**Brief:** Could you give the rows as a Markdown table with the columns No and Row, starting with the very first row and going on through the row containing "Text: Problem #1" (both ends included), leaving out any blank lines?

§

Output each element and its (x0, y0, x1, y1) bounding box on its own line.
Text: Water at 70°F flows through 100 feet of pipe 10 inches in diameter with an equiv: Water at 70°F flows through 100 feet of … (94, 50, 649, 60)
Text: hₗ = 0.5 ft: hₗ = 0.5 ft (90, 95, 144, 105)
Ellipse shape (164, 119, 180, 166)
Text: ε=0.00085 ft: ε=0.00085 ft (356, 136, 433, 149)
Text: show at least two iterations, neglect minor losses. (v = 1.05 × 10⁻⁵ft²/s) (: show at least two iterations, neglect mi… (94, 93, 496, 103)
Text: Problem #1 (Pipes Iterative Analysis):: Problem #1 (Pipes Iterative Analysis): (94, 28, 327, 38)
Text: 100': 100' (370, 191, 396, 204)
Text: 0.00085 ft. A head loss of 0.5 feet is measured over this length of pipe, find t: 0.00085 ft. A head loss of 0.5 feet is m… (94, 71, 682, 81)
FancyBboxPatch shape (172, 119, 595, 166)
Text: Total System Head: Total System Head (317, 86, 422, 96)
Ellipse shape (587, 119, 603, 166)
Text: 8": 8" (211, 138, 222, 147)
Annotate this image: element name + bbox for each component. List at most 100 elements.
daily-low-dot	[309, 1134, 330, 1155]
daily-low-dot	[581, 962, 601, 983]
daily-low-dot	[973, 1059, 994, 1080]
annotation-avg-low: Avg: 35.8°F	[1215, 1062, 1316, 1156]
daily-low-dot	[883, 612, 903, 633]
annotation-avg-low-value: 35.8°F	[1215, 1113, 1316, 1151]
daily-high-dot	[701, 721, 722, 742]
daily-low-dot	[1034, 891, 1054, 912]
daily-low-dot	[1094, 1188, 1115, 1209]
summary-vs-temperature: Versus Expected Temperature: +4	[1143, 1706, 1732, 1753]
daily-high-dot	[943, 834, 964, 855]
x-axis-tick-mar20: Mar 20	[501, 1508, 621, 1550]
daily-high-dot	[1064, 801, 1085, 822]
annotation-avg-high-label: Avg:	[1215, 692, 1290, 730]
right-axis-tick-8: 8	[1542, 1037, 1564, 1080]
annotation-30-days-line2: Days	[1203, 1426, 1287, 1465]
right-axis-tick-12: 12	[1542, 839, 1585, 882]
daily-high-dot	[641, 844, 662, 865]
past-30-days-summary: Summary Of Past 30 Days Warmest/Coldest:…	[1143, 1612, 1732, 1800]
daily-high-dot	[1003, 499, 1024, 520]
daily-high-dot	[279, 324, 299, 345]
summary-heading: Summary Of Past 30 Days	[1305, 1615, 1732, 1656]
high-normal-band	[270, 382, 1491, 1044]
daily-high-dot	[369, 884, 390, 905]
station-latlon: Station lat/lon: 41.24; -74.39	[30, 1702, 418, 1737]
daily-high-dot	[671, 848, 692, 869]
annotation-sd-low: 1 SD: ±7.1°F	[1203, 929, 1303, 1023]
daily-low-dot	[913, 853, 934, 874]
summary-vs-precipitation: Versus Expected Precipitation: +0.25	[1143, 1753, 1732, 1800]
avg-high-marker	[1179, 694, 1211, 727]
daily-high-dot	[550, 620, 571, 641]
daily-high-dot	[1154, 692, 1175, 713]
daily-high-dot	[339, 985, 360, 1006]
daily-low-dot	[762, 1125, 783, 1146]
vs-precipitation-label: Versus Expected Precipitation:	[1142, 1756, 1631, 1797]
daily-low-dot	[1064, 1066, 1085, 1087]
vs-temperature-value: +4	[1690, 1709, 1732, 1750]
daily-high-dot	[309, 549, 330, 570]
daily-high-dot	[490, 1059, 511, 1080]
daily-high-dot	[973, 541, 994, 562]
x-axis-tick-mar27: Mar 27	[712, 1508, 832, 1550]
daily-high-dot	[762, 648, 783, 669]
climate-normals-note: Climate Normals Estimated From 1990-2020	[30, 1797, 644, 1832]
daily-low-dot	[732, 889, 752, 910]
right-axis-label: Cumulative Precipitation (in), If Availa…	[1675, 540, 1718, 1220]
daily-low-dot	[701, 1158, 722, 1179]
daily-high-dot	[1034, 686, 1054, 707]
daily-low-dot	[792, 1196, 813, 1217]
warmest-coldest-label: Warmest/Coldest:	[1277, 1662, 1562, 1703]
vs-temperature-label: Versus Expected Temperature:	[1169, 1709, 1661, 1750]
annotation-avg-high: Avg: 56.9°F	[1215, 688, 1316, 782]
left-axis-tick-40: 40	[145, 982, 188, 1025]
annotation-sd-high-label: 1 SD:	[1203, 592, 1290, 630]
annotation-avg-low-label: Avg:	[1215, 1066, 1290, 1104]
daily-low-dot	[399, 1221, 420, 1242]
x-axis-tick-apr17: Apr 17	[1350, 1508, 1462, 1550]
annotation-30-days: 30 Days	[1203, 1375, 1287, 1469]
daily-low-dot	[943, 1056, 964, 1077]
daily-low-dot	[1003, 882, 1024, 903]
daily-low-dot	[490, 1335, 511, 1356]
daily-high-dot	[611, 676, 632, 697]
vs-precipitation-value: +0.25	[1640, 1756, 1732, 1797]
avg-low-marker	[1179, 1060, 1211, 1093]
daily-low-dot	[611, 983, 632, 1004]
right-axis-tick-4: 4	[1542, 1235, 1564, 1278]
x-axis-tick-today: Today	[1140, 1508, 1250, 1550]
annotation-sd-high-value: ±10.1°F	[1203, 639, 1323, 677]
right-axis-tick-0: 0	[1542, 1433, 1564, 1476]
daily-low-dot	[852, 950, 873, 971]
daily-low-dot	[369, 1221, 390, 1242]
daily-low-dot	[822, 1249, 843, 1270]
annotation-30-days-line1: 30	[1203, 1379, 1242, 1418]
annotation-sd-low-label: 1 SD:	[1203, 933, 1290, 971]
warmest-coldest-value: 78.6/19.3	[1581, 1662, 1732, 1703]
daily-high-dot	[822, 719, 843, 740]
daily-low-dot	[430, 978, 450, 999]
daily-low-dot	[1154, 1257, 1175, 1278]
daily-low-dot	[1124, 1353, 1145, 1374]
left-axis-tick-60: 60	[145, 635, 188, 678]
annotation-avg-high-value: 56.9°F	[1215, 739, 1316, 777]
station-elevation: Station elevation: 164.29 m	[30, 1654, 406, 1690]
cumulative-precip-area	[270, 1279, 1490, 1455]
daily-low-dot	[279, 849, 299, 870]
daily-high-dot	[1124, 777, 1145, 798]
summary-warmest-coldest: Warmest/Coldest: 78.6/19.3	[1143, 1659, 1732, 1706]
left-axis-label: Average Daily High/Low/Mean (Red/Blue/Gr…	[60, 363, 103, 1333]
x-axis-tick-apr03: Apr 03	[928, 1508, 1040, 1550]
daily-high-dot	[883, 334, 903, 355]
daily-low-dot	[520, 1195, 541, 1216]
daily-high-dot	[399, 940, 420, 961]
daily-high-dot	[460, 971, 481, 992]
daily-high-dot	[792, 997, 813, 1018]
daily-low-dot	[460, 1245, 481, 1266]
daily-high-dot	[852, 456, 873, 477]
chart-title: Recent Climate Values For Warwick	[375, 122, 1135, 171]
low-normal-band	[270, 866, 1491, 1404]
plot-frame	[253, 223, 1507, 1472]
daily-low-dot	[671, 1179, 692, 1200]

§

**Response for this exercise:**
| No | Row |
|---|---|
| 1 | Output each element and its (x0, y0, x1, y1) bounding box on its own line. |
| 2 | Text: Water at 70°F flows through 100 feet of pipe 10 inches in diameter with an equiv: Water at 70°F flows through 100 feet of … (94, 50, 649, 60) |
| 3 | Text: hₗ = 0.5 ft: hₗ = 0.5 ft (90, 95, 144, 105) |
| 4 | Ellipse shape (164, 119, 180, 166) |
| 5 | Text: ε=0.00085 ft: ε=0.00085 ft (356, 136, 433, 149) |
| 6 | Text: show at least two iterations, neglect minor losses. (v = 1.05 × 10⁻⁵ft²/s) (: show at least two iterations, neglect mi… (94, 93, 496, 103) |
| 7 | Text: Problem #1 (Pipes Iterative Analysis):: Problem #1 (Pipes Iterative Analysis): (94, 28, 327, 38) |